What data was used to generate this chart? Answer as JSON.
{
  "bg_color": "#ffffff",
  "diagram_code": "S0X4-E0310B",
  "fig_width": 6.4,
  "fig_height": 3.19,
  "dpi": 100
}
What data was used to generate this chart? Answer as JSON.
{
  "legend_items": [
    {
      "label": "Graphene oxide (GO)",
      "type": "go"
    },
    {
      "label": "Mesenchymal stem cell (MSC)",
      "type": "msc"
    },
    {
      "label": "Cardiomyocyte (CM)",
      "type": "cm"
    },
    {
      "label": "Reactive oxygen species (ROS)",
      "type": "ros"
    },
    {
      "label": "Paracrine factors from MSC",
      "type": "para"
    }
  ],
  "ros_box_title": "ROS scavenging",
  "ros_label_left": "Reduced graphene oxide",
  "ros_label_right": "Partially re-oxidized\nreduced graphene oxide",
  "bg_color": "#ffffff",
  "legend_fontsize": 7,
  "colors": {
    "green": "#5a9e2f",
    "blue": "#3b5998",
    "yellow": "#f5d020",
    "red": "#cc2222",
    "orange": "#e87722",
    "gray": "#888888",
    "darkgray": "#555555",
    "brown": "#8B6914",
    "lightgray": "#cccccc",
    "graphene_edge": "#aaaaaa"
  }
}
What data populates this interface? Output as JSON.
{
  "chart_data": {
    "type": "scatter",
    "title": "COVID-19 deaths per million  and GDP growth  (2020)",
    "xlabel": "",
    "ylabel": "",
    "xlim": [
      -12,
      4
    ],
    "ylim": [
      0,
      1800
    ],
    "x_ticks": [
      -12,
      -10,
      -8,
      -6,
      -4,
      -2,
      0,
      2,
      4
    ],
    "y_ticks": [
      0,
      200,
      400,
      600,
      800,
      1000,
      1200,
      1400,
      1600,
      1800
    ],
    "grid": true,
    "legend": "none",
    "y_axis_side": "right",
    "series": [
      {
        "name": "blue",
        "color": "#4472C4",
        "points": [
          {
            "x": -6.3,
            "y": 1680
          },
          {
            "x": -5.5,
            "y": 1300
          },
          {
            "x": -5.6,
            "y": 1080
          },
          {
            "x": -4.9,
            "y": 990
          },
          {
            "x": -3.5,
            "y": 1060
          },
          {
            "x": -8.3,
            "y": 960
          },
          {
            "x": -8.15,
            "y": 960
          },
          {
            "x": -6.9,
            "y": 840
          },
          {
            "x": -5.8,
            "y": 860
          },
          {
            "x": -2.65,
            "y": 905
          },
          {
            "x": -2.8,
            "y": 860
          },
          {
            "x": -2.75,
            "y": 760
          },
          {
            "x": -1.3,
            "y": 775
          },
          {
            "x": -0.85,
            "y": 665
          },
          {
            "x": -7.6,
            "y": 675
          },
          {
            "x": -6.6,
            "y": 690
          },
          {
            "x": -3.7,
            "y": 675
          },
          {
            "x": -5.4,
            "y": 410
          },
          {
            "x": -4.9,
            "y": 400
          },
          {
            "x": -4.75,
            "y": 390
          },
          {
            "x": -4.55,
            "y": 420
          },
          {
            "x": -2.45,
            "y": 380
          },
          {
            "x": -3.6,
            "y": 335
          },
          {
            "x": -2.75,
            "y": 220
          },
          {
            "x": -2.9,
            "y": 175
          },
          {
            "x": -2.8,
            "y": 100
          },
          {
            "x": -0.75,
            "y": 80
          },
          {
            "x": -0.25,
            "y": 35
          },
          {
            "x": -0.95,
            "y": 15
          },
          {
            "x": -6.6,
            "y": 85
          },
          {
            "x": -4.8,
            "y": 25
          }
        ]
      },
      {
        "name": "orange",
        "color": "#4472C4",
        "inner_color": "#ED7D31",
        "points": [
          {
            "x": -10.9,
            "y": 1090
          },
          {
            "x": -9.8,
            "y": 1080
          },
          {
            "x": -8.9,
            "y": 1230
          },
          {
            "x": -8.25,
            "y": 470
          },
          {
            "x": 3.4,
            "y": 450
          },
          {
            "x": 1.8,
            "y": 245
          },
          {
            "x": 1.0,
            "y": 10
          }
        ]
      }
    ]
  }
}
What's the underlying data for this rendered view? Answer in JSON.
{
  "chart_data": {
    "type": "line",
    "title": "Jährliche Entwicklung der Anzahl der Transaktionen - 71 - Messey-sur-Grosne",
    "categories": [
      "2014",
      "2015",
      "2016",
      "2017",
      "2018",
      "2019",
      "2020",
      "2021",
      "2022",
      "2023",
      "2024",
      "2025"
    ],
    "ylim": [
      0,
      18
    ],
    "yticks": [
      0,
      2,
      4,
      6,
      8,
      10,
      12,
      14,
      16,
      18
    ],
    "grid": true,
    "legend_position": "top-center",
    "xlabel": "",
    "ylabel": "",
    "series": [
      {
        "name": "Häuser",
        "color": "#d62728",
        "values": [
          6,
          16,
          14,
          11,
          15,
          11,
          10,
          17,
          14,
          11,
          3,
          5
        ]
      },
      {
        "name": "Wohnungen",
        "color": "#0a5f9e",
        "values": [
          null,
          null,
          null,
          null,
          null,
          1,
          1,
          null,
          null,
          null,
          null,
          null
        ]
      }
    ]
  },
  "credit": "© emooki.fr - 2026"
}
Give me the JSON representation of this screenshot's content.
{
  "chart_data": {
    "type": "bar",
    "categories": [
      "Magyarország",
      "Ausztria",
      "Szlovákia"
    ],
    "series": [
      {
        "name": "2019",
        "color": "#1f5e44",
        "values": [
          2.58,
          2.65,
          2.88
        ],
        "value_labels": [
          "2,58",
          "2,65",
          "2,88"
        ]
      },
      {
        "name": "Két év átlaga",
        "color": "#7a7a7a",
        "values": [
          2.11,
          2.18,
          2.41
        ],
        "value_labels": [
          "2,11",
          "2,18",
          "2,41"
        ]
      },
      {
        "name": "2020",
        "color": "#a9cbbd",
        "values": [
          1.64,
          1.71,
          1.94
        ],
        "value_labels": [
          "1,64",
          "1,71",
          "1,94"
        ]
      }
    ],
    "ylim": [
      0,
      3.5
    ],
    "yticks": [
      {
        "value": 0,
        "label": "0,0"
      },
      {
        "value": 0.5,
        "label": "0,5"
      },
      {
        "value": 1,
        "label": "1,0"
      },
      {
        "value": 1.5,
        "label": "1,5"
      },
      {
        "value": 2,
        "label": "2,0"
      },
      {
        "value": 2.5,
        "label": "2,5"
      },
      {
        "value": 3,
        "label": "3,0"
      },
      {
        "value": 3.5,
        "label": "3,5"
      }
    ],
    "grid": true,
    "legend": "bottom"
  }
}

____

▶ [EXERCISE] What is the number of lines in the records that contain the word "type"? Answer with the number and nothing else.

▶ [ANSWER TO THIS TASK] 8